THE EXERCISE - What follows is a set of records; repeat all of them exactly.

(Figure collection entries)

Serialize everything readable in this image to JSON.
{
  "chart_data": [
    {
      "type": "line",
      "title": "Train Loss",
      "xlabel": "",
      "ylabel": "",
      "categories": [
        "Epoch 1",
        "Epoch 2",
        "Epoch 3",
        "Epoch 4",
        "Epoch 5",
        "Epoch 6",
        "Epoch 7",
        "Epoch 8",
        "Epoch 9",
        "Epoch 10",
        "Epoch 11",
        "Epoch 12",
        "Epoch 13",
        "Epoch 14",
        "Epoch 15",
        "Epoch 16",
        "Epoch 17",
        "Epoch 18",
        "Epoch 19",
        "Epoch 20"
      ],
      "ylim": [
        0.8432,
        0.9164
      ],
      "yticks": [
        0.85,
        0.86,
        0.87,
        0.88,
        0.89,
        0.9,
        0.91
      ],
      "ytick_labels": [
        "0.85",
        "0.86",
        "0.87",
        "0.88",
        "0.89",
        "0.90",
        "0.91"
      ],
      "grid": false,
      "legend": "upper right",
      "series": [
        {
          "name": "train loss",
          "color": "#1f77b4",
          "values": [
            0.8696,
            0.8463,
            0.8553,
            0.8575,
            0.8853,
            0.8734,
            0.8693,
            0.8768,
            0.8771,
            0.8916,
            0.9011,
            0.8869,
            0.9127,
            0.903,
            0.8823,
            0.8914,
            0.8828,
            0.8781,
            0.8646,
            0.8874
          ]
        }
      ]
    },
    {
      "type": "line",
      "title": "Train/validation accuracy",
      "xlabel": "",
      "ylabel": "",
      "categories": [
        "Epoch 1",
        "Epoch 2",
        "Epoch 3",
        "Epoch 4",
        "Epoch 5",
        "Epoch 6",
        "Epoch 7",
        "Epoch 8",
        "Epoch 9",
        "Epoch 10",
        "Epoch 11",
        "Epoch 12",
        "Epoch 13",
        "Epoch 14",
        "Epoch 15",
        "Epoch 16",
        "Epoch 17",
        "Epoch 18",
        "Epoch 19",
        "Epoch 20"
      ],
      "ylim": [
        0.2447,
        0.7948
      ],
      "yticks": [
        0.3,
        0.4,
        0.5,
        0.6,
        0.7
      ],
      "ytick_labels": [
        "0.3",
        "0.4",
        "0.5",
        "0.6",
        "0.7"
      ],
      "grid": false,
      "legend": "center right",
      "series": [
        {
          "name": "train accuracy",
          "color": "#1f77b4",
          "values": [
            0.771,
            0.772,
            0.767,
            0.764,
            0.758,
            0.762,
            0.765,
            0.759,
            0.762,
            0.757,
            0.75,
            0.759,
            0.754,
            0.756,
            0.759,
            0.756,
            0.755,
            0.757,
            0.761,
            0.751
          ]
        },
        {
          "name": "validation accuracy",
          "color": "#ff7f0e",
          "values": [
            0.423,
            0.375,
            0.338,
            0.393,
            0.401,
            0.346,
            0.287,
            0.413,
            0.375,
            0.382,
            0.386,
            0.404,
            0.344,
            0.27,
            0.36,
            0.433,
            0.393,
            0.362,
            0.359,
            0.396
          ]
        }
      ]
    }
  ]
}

RESULT -
Serialize everything readable in this image to JSON.
{
  "chart_data": [
    {
      "type": "line",
      "title": "Train Loss",
      "xlabel": "",
      "ylabel": "",
      "categories": [
        "Epoch 1",
        "Epoch 2",
        "Epoch 3",
        "Epoch 4",
        "Epoch 5",
        "Epoch 6",
        "Epoch 7",
        "Epoch 8",
        "Epoch 9",
        "Epoch 10",
        "Epoch 11",
        "Epoch 12",
        "Epoch 13",
        "Epoch 14",
        "Epoch 15",
        "Epoch 16",
        "Epoch 17",
        "Epoch 18",
        "Epoch 19",
        "Epoch 20"
      ],
      "ylim": [
        0.8432,
        0.9164
      ],
      "yticks": [
        0.85,
        0.86,
        0.87,
        0.88,
        0.89,
        0.9,
        0.91
      ],
      "ytick_labels": [
        "0.85",
        "0.86",
        "0.87",
        "0.88",
        "0.89",
        "0.90",
        "0.91"
      ],
      "grid": false,
      "legend": "upper right",
      "series": [
        {
          "name": "train loss",
          "color": "#1f77b4",
          "values": [
            0.8696,
            0.8463,
            0.8553,
            0.8575,
            0.8853,
            0.8734,
            0.8693,
            0.8768,
            0.8771,
            0.8916,
            0.9011,
            0.8869,
            0.9127,
            0.903,
            0.8823,
            0.8914,
            0.8828,
            0.8781,
            0.8646,
            0.8874
          ]
        }
      ]
    },
    {
      "type": "line",
      "title": "Train/validation accuracy",
      "xlabel": "",
      "ylabel": "",
      "categories": [
        "Epoch 1",
        "Epoch 2",
        "Epoch 3",
        "Epoch 4",
        "Epoch 5",
        "Epoch 6",
        "Epoch 7",
        "Epoch 8",
        "Epoch 9",
        "Epoch 10",
        "Epoch 11",
        "Epoch 12",
        "Epoch 13",
        "Epoch 14",
        "Epoch 15",
        "Epoch 16",
        "Epoch 17",
        "Epoch 18",
        "Epoch 19",
        "Epoch 20"
      ],
      "ylim": [
        0.2447,
        0.7948
      ],
      "yticks": [
        0.3,
        0.4,
        0.5,
        0.6,
        0.7
      ],
      "ytick_labels": [
        "0.3",
        "0.4",
        "0.5",
        "0.6",
        "0.7"
      ],
      "grid": false,
      "legend": "center right",
      "series": [
        {
          "name": "train accuracy",
          "color": "#1f77b4",
          "values": [
            0.771,
            0.772,
            0.767,
            0.764,
            0.758,
            0.762,
            0.765,
            0.759,
            0.762,
            0.757,
            0.75,
            0.759,
            0.754,
            0.756,
            0.759,
            0.756,
            0.755,
            0.757,
            0.761,
            0.751
          ]
        },
        {
          "name": "validation accuracy",
          "color": "#ff7f0e",
          "values": [
            0.423,
            0.375,
            0.338,
            0.393,
            0.401,
            0.346,
            0.287,
            0.413,
            0.375,
            0.382,
            0.386,
            0.404,
            0.344,
            0.27,
            0.36,
            0.433,
            0.393,
            0.362,
            0.359,
            0.396
          ]
        }
      ]
    }
  ]
}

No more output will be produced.